• EXERCISE: Filter the records for lines holding the string "JSTいつもお世話になっております".

• RECORDS FOR PROCESSING:

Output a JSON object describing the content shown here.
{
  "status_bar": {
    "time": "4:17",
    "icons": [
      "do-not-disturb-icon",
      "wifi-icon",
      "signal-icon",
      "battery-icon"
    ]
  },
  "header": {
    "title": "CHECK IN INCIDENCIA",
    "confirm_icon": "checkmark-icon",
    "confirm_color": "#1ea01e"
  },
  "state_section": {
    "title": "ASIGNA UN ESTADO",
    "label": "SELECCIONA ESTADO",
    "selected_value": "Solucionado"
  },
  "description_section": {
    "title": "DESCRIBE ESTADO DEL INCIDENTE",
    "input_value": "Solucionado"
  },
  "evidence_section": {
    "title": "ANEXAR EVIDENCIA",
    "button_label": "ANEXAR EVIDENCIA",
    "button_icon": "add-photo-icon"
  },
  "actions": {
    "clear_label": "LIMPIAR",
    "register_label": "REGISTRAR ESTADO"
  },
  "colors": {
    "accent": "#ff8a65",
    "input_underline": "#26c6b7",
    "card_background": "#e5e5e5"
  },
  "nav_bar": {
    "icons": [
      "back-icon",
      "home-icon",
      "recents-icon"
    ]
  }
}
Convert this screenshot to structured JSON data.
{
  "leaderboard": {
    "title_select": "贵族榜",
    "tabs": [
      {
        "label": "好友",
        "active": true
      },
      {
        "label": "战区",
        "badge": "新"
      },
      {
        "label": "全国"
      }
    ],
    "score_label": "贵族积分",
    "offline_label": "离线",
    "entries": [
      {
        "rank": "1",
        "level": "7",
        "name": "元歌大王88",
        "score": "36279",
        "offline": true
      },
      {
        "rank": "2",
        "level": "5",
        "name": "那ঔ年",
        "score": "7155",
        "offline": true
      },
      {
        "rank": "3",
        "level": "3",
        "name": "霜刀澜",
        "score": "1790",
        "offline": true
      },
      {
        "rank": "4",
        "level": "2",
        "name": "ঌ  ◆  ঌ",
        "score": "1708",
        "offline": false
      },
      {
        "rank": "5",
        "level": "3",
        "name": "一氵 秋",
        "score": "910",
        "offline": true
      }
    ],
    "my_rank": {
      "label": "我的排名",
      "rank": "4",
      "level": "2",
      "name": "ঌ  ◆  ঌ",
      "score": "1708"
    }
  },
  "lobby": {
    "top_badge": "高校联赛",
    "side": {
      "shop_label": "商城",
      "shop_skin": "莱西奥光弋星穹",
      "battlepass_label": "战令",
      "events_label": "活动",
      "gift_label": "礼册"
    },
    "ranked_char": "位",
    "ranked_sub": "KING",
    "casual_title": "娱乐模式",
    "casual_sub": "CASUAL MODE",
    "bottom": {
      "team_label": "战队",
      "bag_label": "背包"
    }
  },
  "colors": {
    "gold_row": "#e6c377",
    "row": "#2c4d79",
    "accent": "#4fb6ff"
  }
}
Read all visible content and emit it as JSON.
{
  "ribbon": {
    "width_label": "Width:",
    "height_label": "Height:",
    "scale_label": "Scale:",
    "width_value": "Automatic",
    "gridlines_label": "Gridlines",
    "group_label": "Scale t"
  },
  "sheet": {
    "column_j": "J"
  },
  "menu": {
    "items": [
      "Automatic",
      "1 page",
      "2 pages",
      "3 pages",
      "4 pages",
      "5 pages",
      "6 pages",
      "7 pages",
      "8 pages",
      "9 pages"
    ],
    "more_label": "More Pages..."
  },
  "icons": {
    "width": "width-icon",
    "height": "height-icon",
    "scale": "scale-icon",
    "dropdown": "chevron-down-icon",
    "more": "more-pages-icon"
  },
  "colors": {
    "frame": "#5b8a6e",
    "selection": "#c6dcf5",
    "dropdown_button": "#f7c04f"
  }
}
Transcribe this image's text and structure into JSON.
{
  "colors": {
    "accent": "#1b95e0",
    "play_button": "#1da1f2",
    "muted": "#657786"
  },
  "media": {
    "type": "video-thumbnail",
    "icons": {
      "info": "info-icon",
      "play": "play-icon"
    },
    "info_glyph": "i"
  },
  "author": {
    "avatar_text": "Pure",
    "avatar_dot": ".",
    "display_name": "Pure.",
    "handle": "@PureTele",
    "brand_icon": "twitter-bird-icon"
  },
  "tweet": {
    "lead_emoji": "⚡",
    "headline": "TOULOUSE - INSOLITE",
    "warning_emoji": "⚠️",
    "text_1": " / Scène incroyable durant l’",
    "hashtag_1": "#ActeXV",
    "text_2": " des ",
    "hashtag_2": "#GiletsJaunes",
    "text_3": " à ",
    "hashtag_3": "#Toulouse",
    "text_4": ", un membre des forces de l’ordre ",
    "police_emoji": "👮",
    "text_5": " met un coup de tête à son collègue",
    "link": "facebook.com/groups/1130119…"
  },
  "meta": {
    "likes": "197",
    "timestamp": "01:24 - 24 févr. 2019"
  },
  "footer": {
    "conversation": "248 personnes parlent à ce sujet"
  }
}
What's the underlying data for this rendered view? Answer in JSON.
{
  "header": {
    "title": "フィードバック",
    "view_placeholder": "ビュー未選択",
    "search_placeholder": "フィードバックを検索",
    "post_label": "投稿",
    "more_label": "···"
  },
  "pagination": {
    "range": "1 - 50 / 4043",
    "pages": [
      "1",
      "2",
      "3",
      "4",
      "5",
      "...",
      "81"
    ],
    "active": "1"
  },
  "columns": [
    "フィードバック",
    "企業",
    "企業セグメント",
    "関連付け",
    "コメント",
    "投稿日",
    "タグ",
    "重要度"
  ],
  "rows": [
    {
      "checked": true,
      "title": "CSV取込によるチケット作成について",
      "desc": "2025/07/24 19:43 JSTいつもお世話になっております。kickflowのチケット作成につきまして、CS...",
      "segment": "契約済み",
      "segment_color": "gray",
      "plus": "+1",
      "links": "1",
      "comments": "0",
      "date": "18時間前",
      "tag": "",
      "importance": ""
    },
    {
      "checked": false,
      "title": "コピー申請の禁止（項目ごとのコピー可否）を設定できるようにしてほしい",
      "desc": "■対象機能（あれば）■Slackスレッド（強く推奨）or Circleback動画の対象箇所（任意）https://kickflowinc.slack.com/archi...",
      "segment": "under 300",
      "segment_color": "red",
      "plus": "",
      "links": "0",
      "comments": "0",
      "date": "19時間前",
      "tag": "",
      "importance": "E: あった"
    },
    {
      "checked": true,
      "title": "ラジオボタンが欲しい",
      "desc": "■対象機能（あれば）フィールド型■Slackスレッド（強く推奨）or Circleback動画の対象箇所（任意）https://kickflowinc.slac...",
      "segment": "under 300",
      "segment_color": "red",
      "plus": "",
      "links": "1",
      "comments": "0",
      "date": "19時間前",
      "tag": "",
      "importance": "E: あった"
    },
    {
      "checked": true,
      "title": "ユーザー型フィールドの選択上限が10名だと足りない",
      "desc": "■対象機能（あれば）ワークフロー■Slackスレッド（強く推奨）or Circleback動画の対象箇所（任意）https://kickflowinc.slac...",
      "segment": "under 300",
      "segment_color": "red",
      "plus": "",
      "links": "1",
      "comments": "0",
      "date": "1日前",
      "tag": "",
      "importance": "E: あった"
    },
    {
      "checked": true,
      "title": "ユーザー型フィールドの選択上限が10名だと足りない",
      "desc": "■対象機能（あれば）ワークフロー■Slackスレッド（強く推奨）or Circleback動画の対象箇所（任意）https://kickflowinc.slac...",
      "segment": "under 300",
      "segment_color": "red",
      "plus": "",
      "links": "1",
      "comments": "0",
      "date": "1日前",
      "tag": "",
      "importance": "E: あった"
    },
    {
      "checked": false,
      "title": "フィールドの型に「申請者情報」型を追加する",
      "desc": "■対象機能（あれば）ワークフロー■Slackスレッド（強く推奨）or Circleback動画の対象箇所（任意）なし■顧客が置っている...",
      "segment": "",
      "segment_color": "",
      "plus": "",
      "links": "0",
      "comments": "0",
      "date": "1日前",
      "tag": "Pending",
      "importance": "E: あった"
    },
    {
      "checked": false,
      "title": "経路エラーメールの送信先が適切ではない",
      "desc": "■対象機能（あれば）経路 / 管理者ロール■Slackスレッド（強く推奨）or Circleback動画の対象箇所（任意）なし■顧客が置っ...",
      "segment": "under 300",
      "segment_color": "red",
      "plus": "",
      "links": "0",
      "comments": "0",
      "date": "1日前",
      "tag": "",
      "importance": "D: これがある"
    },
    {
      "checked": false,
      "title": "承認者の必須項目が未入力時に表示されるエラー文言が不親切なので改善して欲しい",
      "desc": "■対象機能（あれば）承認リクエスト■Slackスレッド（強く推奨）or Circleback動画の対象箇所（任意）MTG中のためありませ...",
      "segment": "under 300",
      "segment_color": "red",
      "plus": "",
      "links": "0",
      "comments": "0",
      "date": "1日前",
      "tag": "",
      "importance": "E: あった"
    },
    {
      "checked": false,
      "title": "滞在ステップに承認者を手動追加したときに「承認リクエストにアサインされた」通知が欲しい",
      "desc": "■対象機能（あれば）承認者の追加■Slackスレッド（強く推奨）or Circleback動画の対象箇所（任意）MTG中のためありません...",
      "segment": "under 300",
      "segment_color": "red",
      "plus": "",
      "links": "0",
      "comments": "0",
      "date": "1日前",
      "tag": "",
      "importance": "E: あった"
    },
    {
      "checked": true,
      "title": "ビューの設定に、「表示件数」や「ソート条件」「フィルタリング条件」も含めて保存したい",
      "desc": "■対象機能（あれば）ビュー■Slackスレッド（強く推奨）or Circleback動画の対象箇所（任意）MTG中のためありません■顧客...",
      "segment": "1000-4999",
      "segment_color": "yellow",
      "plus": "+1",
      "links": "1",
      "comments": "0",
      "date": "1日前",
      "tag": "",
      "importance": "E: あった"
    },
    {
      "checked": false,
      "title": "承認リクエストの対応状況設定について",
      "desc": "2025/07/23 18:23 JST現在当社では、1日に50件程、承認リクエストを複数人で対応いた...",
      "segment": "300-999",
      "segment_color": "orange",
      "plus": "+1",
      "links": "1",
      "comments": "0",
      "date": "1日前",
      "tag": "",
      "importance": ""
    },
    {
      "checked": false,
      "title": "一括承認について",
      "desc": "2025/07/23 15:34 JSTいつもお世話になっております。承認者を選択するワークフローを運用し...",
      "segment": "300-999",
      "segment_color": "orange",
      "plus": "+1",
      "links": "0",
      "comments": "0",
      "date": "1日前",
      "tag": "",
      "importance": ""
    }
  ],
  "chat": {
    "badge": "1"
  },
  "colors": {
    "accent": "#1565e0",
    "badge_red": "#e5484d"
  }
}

• THE COMPLETED TASK:
      "desc": "2025/07/24 19:43 JSTいつもお世話になっております。kickflowのチケット作成につきまして、CS...",
      "desc": "2025/07/23 15:34 JSTいつもお世話になっております。承認者を選択するワークフローを運用し...",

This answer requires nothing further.